• **WRITTEN TASK**: Tally the lines containing "Output" and report the number alone.
------------------------------------
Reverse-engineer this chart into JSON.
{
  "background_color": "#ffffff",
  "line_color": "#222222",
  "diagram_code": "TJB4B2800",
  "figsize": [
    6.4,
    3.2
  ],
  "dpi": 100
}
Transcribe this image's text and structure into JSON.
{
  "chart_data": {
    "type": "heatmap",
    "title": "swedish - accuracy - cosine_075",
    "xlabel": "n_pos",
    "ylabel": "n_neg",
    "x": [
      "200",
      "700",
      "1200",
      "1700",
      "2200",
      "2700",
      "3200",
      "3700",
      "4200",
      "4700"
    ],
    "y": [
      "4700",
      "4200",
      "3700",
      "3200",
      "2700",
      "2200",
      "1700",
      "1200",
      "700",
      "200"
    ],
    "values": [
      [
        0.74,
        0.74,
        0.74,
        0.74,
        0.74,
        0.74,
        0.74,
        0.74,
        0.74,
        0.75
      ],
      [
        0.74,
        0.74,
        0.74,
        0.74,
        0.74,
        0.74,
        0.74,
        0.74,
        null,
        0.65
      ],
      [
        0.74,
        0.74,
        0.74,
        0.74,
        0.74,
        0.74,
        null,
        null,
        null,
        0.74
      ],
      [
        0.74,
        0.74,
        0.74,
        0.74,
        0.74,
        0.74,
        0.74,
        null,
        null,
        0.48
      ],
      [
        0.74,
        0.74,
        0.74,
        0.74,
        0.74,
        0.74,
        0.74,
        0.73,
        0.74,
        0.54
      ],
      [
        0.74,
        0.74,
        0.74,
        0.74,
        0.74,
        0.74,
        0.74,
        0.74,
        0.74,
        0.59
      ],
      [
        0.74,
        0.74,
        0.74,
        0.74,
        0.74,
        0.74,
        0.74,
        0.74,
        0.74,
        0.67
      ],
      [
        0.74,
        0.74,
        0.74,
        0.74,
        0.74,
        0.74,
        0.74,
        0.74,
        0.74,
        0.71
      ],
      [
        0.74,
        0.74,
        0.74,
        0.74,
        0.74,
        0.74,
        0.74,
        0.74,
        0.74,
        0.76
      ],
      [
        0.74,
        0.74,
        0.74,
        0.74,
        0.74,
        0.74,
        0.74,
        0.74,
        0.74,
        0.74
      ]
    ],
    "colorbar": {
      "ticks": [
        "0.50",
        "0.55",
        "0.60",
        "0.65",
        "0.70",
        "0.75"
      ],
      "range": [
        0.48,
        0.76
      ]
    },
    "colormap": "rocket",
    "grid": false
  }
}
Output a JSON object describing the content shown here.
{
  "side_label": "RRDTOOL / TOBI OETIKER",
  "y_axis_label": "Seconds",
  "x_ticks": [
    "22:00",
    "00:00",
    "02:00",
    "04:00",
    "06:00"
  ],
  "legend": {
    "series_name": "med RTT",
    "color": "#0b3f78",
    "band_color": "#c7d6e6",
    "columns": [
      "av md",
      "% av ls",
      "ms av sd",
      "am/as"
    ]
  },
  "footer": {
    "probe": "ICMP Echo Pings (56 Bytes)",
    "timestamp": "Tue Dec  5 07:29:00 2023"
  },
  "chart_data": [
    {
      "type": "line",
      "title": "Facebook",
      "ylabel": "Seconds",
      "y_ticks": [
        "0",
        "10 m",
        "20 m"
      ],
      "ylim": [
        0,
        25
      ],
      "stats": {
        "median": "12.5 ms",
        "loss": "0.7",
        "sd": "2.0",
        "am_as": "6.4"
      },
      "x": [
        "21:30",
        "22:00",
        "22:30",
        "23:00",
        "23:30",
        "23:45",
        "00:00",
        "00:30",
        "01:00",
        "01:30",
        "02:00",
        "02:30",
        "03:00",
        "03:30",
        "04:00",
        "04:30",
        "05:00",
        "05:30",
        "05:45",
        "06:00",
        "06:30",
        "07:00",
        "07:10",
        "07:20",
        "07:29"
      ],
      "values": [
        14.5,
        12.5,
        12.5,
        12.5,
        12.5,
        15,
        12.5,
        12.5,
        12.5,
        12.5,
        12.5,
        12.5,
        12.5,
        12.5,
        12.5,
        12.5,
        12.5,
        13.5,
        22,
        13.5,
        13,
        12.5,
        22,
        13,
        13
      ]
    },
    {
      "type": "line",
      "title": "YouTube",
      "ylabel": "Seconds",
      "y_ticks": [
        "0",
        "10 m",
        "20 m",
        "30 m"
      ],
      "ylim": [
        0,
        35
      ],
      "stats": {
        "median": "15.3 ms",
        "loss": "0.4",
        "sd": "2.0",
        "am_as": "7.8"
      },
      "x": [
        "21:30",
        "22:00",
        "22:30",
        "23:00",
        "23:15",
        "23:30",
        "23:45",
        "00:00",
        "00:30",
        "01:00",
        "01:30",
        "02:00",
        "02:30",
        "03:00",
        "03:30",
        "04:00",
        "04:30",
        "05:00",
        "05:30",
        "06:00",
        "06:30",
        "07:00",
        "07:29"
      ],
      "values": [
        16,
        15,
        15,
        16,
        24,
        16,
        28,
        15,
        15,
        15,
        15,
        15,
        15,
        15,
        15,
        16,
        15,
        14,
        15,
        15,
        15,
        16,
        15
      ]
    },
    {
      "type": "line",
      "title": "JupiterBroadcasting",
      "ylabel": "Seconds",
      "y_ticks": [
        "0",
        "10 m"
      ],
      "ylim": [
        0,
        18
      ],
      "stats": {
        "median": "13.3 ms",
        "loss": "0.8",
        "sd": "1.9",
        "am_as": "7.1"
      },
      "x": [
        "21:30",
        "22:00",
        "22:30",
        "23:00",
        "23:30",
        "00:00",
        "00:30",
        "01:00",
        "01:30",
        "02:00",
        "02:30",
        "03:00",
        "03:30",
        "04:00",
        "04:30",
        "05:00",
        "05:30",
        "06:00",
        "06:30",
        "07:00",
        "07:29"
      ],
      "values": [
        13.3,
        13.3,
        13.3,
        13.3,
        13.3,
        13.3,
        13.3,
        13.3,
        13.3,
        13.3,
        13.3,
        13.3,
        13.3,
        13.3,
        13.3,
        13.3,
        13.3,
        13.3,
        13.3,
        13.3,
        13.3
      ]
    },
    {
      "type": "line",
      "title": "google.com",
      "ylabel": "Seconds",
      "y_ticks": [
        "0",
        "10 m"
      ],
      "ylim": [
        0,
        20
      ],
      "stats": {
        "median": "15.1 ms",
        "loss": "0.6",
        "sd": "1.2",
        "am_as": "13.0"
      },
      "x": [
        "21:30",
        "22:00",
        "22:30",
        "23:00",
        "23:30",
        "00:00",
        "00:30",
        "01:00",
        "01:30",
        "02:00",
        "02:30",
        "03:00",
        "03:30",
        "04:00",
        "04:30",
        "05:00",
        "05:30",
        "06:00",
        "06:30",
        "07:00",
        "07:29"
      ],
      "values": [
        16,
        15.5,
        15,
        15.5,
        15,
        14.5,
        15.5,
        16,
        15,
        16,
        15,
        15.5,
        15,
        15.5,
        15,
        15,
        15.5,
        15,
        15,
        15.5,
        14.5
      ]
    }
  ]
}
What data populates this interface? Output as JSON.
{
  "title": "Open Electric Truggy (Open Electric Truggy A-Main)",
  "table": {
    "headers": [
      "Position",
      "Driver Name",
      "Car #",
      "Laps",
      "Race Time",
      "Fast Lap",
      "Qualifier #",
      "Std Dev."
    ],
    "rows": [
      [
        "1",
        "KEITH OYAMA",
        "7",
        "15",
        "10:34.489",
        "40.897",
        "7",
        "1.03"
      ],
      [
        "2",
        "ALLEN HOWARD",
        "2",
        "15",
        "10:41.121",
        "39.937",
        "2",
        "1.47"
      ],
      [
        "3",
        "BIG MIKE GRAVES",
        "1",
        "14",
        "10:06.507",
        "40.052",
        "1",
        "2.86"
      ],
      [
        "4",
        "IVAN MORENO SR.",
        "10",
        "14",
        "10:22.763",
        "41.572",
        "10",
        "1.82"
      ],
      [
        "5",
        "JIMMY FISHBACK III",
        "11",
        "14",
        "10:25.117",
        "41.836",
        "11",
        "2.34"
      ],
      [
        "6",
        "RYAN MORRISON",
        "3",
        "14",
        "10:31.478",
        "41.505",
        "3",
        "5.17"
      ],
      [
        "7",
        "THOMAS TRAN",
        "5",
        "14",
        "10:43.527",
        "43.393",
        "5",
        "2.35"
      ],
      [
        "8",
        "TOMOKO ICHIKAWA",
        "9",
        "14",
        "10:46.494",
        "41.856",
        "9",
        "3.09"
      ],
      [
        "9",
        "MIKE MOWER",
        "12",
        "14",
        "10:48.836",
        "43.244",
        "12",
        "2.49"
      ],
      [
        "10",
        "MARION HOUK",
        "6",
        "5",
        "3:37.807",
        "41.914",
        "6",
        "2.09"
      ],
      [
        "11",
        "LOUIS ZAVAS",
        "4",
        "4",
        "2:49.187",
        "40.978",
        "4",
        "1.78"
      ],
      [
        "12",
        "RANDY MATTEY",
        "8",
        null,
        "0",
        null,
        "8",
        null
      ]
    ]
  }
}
------------------------------------
• **EXERCISE RESPONSE**: 2